WHAT THE TASK REQUIRES - Copy the entries below exactly. Images do not belong in the copy.

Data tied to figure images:
....................

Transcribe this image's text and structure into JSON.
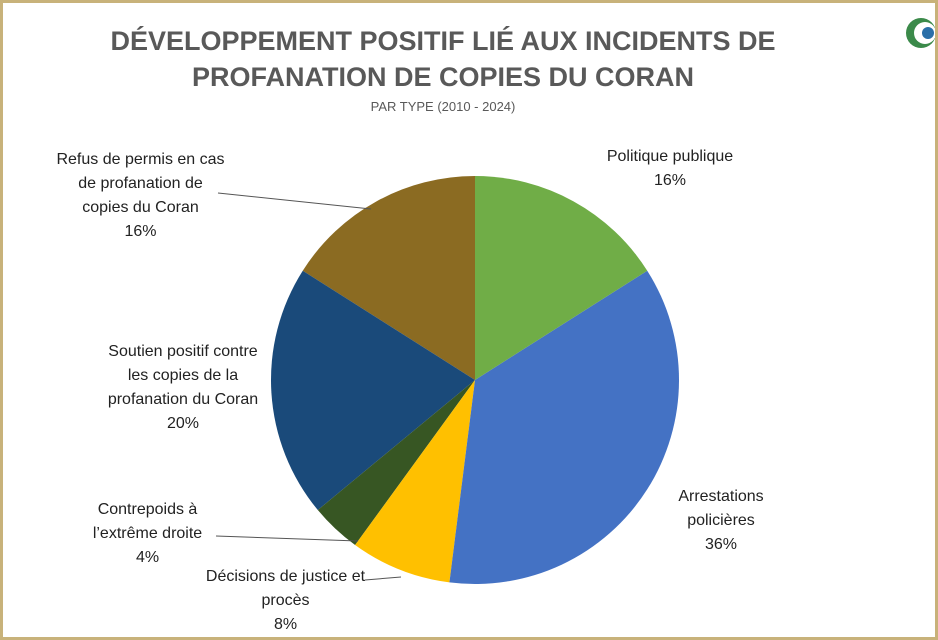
{
  "chart_data": {
    "type": "pie",
    "title": "DÉVELOPPEMENT POSITIF LIÉ AUX INCIDENTS DE PROFANATION DE COPIES DU CORAN",
    "subtitle": "PAR TYPE (2010 - 2024)",
    "categories": [
      "Politique publique",
      "Arrestations policières",
      "Décisions de justice et procès",
      "Contrepoids à l’extrême droite",
      "Soutien positif contre les copies de la profanation du Coran",
      "Refus de permis en cas de profanation de copies du Coran"
    ],
    "values": [
      16,
      36,
      8,
      4,
      20,
      16
    ],
    "value_labels": [
      "16%",
      "36%",
      "8%",
      "4%",
      "20%",
      "16%"
    ],
    "colors": [
      "#70ad47",
      "#4472c4",
      "#ffc000",
      "#375623",
      "#1a4a7a",
      "#8b6b22"
    ]
  }
}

....................

THE OUTPUT -
Transcribe this image's text and structure into JSON.
{
  "chart_data": {
    "type": "pie",
    "title": "DÉVELOPPEMENT POSITIF LIÉ AUX INCIDENTS DE PROFANATION DE COPIES DU CORAN",
    "subtitle": "PAR TYPE (2010 - 2024)",
    "categories": [
      "Politique publique",
      "Arrestations policières",
      "Décisions de justice et procès",
      "Contrepoids à l’extrême droite",
      "Soutien positif contre les copies de la profanation du Coran",
      "Refus de permis en cas de profanation de copies du Coran"
    ],
    "values": [
      16,
      36,
      8,
      4,
      20,
      16
    ],
    "value_labels": [
      "16%",
      "36%",
      "8%",
      "4%",
      "20%",
      "16%"
    ],
    "colors": [
      "#70ad47",
      "#4472c4",
      "#ffc000",
      "#375623",
      "#1a4a7a",
      "#8b6b22"
    ]
  }
}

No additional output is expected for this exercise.